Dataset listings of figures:
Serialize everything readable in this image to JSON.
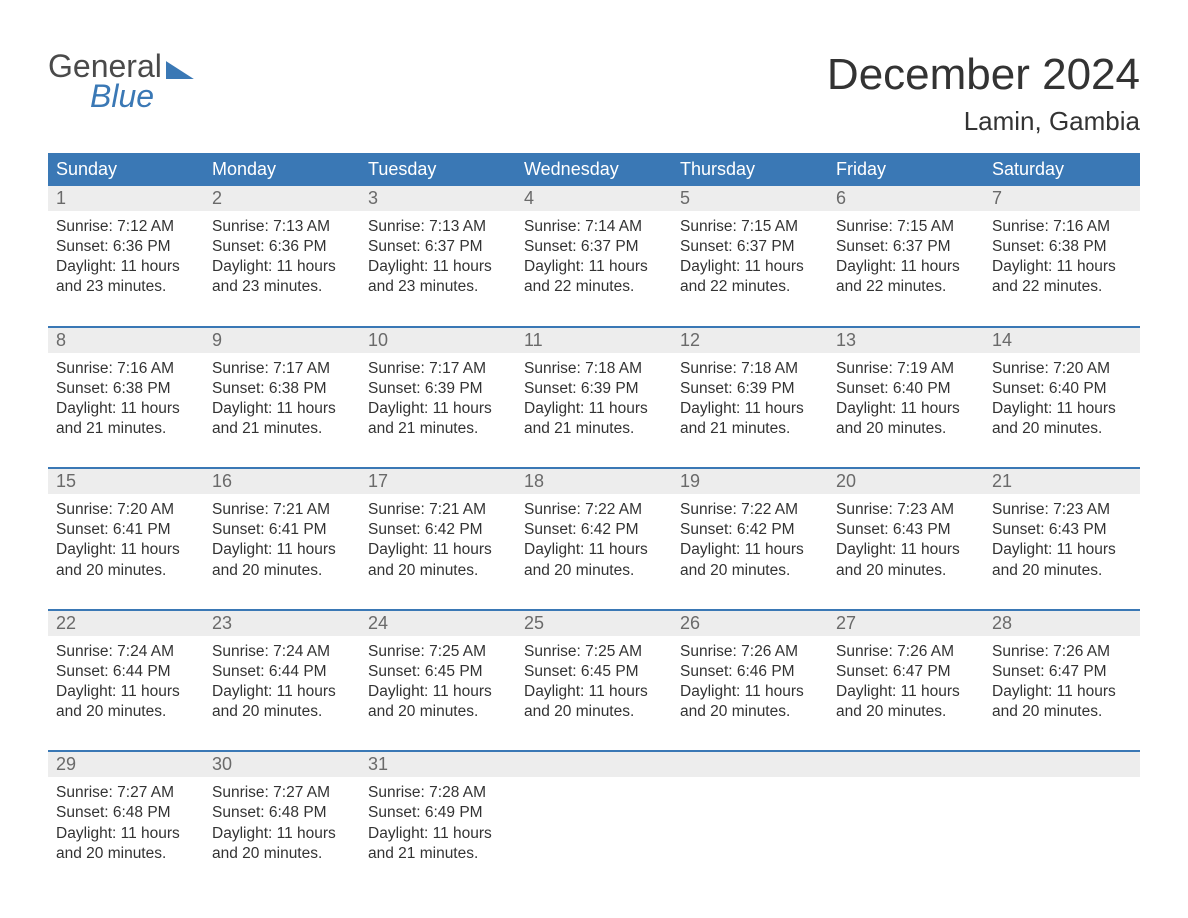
{
  "brand": {
    "general": "General",
    "blue": "Blue"
  },
  "title": "December 2024",
  "location": "Lamin, Gambia",
  "colors": {
    "header_bg": "#3a78b5",
    "header_text": "#ffffff",
    "daynum_bg": "#ededed",
    "daynum_text": "#6a6a6a",
    "body_text": "#333333",
    "week_border": "#3a78b5",
    "page_bg": "#ffffff"
  },
  "typography": {
    "title_fontsize": 44,
    "location_fontsize": 26,
    "header_fontsize": 18,
    "daynum_fontsize": 18,
    "cell_fontsize": 15.5
  },
  "day_labels": [
    "Sunday",
    "Monday",
    "Tuesday",
    "Wednesday",
    "Thursday",
    "Friday",
    "Saturday"
  ],
  "weeks": [
    [
      {
        "n": "1",
        "sr": "Sunrise: 7:12 AM",
        "ss": "Sunset: 6:36 PM",
        "d1": "Daylight: 11 hours",
        "d2": "and 23 minutes."
      },
      {
        "n": "2",
        "sr": "Sunrise: 7:13 AM",
        "ss": "Sunset: 6:36 PM",
        "d1": "Daylight: 11 hours",
        "d2": "and 23 minutes."
      },
      {
        "n": "3",
        "sr": "Sunrise: 7:13 AM",
        "ss": "Sunset: 6:37 PM",
        "d1": "Daylight: 11 hours",
        "d2": "and 23 minutes."
      },
      {
        "n": "4",
        "sr": "Sunrise: 7:14 AM",
        "ss": "Sunset: 6:37 PM",
        "d1": "Daylight: 11 hours",
        "d2": "and 22 minutes."
      },
      {
        "n": "5",
        "sr": "Sunrise: 7:15 AM",
        "ss": "Sunset: 6:37 PM",
        "d1": "Daylight: 11 hours",
        "d2": "and 22 minutes."
      },
      {
        "n": "6",
        "sr": "Sunrise: 7:15 AM",
        "ss": "Sunset: 6:37 PM",
        "d1": "Daylight: 11 hours",
        "d2": "and 22 minutes."
      },
      {
        "n": "7",
        "sr": "Sunrise: 7:16 AM",
        "ss": "Sunset: 6:38 PM",
        "d1": "Daylight: 11 hours",
        "d2": "and 22 minutes."
      }
    ],
    [
      {
        "n": "8",
        "sr": "Sunrise: 7:16 AM",
        "ss": "Sunset: 6:38 PM",
        "d1": "Daylight: 11 hours",
        "d2": "and 21 minutes."
      },
      {
        "n": "9",
        "sr": "Sunrise: 7:17 AM",
        "ss": "Sunset: 6:38 PM",
        "d1": "Daylight: 11 hours",
        "d2": "and 21 minutes."
      },
      {
        "n": "10",
        "sr": "Sunrise: 7:17 AM",
        "ss": "Sunset: 6:39 PM",
        "d1": "Daylight: 11 hours",
        "d2": "and 21 minutes."
      },
      {
        "n": "11",
        "sr": "Sunrise: 7:18 AM",
        "ss": "Sunset: 6:39 PM",
        "d1": "Daylight: 11 hours",
        "d2": "and 21 minutes."
      },
      {
        "n": "12",
        "sr": "Sunrise: 7:18 AM",
        "ss": "Sunset: 6:39 PM",
        "d1": "Daylight: 11 hours",
        "d2": "and 21 minutes."
      },
      {
        "n": "13",
        "sr": "Sunrise: 7:19 AM",
        "ss": "Sunset: 6:40 PM",
        "d1": "Daylight: 11 hours",
        "d2": "and 20 minutes."
      },
      {
        "n": "14",
        "sr": "Sunrise: 7:20 AM",
        "ss": "Sunset: 6:40 PM",
        "d1": "Daylight: 11 hours",
        "d2": "and 20 minutes."
      }
    ],
    [
      {
        "n": "15",
        "sr": "Sunrise: 7:20 AM",
        "ss": "Sunset: 6:41 PM",
        "d1": "Daylight: 11 hours",
        "d2": "and 20 minutes."
      },
      {
        "n": "16",
        "sr": "Sunrise: 7:21 AM",
        "ss": "Sunset: 6:41 PM",
        "d1": "Daylight: 11 hours",
        "d2": "and 20 minutes."
      },
      {
        "n": "17",
        "sr": "Sunrise: 7:21 AM",
        "ss": "Sunset: 6:42 PM",
        "d1": "Daylight: 11 hours",
        "d2": "and 20 minutes."
      },
      {
        "n": "18",
        "sr": "Sunrise: 7:22 AM",
        "ss": "Sunset: 6:42 PM",
        "d1": "Daylight: 11 hours",
        "d2": "and 20 minutes."
      },
      {
        "n": "19",
        "sr": "Sunrise: 7:22 AM",
        "ss": "Sunset: 6:42 PM",
        "d1": "Daylight: 11 hours",
        "d2": "and 20 minutes."
      },
      {
        "n": "20",
        "sr": "Sunrise: 7:23 AM",
        "ss": "Sunset: 6:43 PM",
        "d1": "Daylight: 11 hours",
        "d2": "and 20 minutes."
      },
      {
        "n": "21",
        "sr": "Sunrise: 7:23 AM",
        "ss": "Sunset: 6:43 PM",
        "d1": "Daylight: 11 hours",
        "d2": "and 20 minutes."
      }
    ],
    [
      {
        "n": "22",
        "sr": "Sunrise: 7:24 AM",
        "ss": "Sunset: 6:44 PM",
        "d1": "Daylight: 11 hours",
        "d2": "and 20 minutes."
      },
      {
        "n": "23",
        "sr": "Sunrise: 7:24 AM",
        "ss": "Sunset: 6:44 PM",
        "d1": "Daylight: 11 hours",
        "d2": "and 20 minutes."
      },
      {
        "n": "24",
        "sr": "Sunrise: 7:25 AM",
        "ss": "Sunset: 6:45 PM",
        "d1": "Daylight: 11 hours",
        "d2": "and 20 minutes."
      },
      {
        "n": "25",
        "sr": "Sunrise: 7:25 AM",
        "ss": "Sunset: 6:45 PM",
        "d1": "Daylight: 11 hours",
        "d2": "and 20 minutes."
      },
      {
        "n": "26",
        "sr": "Sunrise: 7:26 AM",
        "ss": "Sunset: 6:46 PM",
        "d1": "Daylight: 11 hours",
        "d2": "and 20 minutes."
      },
      {
        "n": "27",
        "sr": "Sunrise: 7:26 AM",
        "ss": "Sunset: 6:47 PM",
        "d1": "Daylight: 11 hours",
        "d2": "and 20 minutes."
      },
      {
        "n": "28",
        "sr": "Sunrise: 7:26 AM",
        "ss": "Sunset: 6:47 PM",
        "d1": "Daylight: 11 hours",
        "d2": "and 20 minutes."
      }
    ],
    [
      {
        "n": "29",
        "sr": "Sunrise: 7:27 AM",
        "ss": "Sunset: 6:48 PM",
        "d1": "Daylight: 11 hours",
        "d2": "and 20 minutes."
      },
      {
        "n": "30",
        "sr": "Sunrise: 7:27 AM",
        "ss": "Sunset: 6:48 PM",
        "d1": "Daylight: 11 hours",
        "d2": "and 20 minutes."
      },
      {
        "n": "31",
        "sr": "Sunrise: 7:28 AM",
        "ss": "Sunset: 6:49 PM",
        "d1": "Daylight: 11 hours",
        "d2": "and 21 minutes."
      },
      null,
      null,
      null,
      null
    ]
  ]
}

▶ **Task prompt**
Copy everything in the records above except the pictures, exactly as written.

▶ **Response to the exercise**
Serialize everything readable in this image to JSON.
{
  "brand": {
    "general": "General",
    "blue": "Blue"
  },
  "title": "December 2024",
  "location": "Lamin, Gambia",
  "colors": {
    "header_bg": "#3a78b5",
    "header_text": "#ffffff",
    "daynum_bg": "#ededed",
    "daynum_text": "#6a6a6a",
    "body_text": "#333333",
    "week_border": "#3a78b5",
    "page_bg": "#ffffff"
  },
  "typography": {
    "title_fontsize": 44,
    "location_fontsize": 26,
    "header_fontsize": 18,
    "daynum_fontsize": 18,
    "cell_fontsize": 15.5
  },
  "day_labels": [
    "Sunday",
    "Monday",
    "Tuesday",
    "Wednesday",
    "Thursday",
    "Friday",
    "Saturday"
  ],
  "weeks": [
    [
      {
        "n": "1",
        "sr": "Sunrise: 7:12 AM",
        "ss": "Sunset: 6:36 PM",
        "d1": "Daylight: 11 hours",
        "d2": "and 23 minutes."
      },
      {
        "n": "2",
        "sr": "Sunrise: 7:13 AM",
        "ss": "Sunset: 6:36 PM",
        "d1": "Daylight: 11 hours",
        "d2": "and 23 minutes."
      },
      {
        "n": "3",
        "sr": "Sunrise: 7:13 AM",
        "ss": "Sunset: 6:37 PM",
        "d1": "Daylight: 11 hours",
        "d2": "and 23 minutes."
      },
      {
        "n": "4",
        "sr": "Sunrise: 7:14 AM",
        "ss": "Sunset: 6:37 PM",
        "d1": "Daylight: 11 hours",
        "d2": "and 22 minutes."
      },
      {
        "n": "5",
        "sr": "Sunrise: 7:15 AM",
        "ss": "Sunset: 6:37 PM",
        "d1": "Daylight: 11 hours",
        "d2": "and 22 minutes."
      },
      {
        "n": "6",
        "sr": "Sunrise: 7:15 AM",
        "ss": "Sunset: 6:37 PM",
        "d1": "Daylight: 11 hours",
        "d2": "and 22 minutes."
      },
      {
        "n": "7",
        "sr": "Sunrise: 7:16 AM",
        "ss": "Sunset: 6:38 PM",
        "d1": "Daylight: 11 hours",
        "d2": "and 22 minutes."
      }
    ],
    [
      {
        "n": "8",
        "sr": "Sunrise: 7:16 AM",
        "ss": "Sunset: 6:38 PM",
        "d1": "Daylight: 11 hours",
        "d2": "and 21 minutes."
      },
      {
        "n": "9",
        "sr": "Sunrise: 7:17 AM",
        "ss": "Sunset: 6:38 PM",
        "d1": "Daylight: 11 hours",
        "d2": "and 21 minutes."
      },
      {
        "n": "10",
        "sr": "Sunrise: 7:17 AM",
        "ss": "Sunset: 6:39 PM",
        "d1": "Daylight: 11 hours",
        "d2": "and 21 minutes."
      },
      {
        "n": "11",
        "sr": "Sunrise: 7:18 AM",
        "ss": "Sunset: 6:39 PM",
        "d1": "Daylight: 11 hours",
        "d2": "and 21 minutes."
      },
      {
        "n": "12",
        "sr": "Sunrise: 7:18 AM",
        "ss": "Sunset: 6:39 PM",
        "d1": "Daylight: 11 hours",
        "d2": "and 21 minutes."
      },
      {
        "n": "13",
        "sr": "Sunrise: 7:19 AM",
        "ss": "Sunset: 6:40 PM",
        "d1": "Daylight: 11 hours",
        "d2": "and 20 minutes."
      },
      {
        "n": "14",
        "sr": "Sunrise: 7:20 AM",
        "ss": "Sunset: 6:40 PM",
        "d1": "Daylight: 11 hours",
        "d2": "and 20 minutes."
      }
    ],
    [
      {
        "n": "15",
        "sr": "Sunrise: 7:20 AM",
        "ss": "Sunset: 6:41 PM",
        "d1": "Daylight: 11 hours",
        "d2": "and 20 minutes."
      },
      {
        "n": "16",
        "sr": "Sunrise: 7:21 AM",
        "ss": "Sunset: 6:41 PM",
        "d1": "Daylight: 11 hours",
        "d2": "and 20 minutes."
      },
      {
        "n": "17",
        "sr": "Sunrise: 7:21 AM",
        "ss": "Sunset: 6:42 PM",
        "d1": "Daylight: 11 hours",
        "d2": "and 20 minutes."
      },
      {
        "n": "18",
        "sr": "Sunrise: 7:22 AM",
        "ss": "Sunset: 6:42 PM",
        "d1": "Daylight: 11 hours",
        "d2": "and 20 minutes."
      },
      {
        "n": "19",
        "sr": "Sunrise: 7:22 AM",
        "ss": "Sunset: 6:42 PM",
        "d1": "Daylight: 11 hours",
        "d2": "and 20 minutes."
      },
      {
        "n": "20",
        "sr": "Sunrise: 7:23 AM",
        "ss": "Sunset: 6:43 PM",
        "d1": "Daylight: 11 hours",
        "d2": "and 20 minutes."
      },
      {
        "n": "21",
        "sr": "Sunrise: 7:23 AM",
        "ss": "Sunset: 6:43 PM",
        "d1": "Daylight: 11 hours",
        "d2": "and 20 minutes."
      }
    ],
    [
      {
        "n": "22",
        "sr": "Sunrise: 7:24 AM",
        "ss": "Sunset: 6:44 PM",
        "d1": "Daylight: 11 hours",
        "d2": "and 20 minutes."
      },
      {
        "n": "23",
        "sr": "Sunrise: 7:24 AM",
        "ss": "Sunset: 6:44 PM",
        "d1": "Daylight: 11 hours",
        "d2": "and 20 minutes."
      },
      {
        "n": "24",
        "sr": "Sunrise: 7:25 AM",
        "ss": "Sunset: 6:45 PM",
        "d1": "Daylight: 11 hours",
        "d2": "and 20 minutes."
      },
      {
        "n": "25",
        "sr": "Sunrise: 7:25 AM",
        "ss": "Sunset: 6:45 PM",
        "d1": "Daylight: 11 hours",
        "d2": "and 20 minutes."
      },
      {
        "n": "26",
        "sr": "Sunrise: 7:26 AM",
        "ss": "Sunset: 6:46 PM",
        "d1": "Daylight: 11 hours",
        "d2": "and 20 minutes."
      },
      {
        "n": "27",
        "sr": "Sunrise: 7:26 AM",
        "ss": "Sunset: 6:47 PM",
        "d1": "Daylight: 11 hours",
        "d2": "and 20 minutes."
      },
      {
        "n": "28",
        "sr": "Sunrise: 7:26 AM",
        "ss": "Sunset: 6:47 PM",
        "d1": "Daylight: 11 hours",
        "d2": "and 20 minutes."
      }
    ],
    [
      {
        "n": "29",
        "sr": "Sunrise: 7:27 AM",
        "ss": "Sunset: 6:48 PM",
        "d1": "Daylight: 11 hours",
        "d2": "and 20 minutes."
      },
      {
        "n": "30",
        "sr": "Sunrise: 7:27 AM",
        "ss": "Sunset: 6:48 PM",
        "d1": "Daylight: 11 hours",
        "d2": "and 20 minutes."
      },
      {
        "n": "31",
        "sr": "Sunrise: 7:28 AM",
        "ss": "Sunset: 6:49 PM",
        "d1": "Daylight: 11 hours",
        "d2": "and 21 minutes."
      },
      null,
      null,
      null,
      null
    ]
  ]
}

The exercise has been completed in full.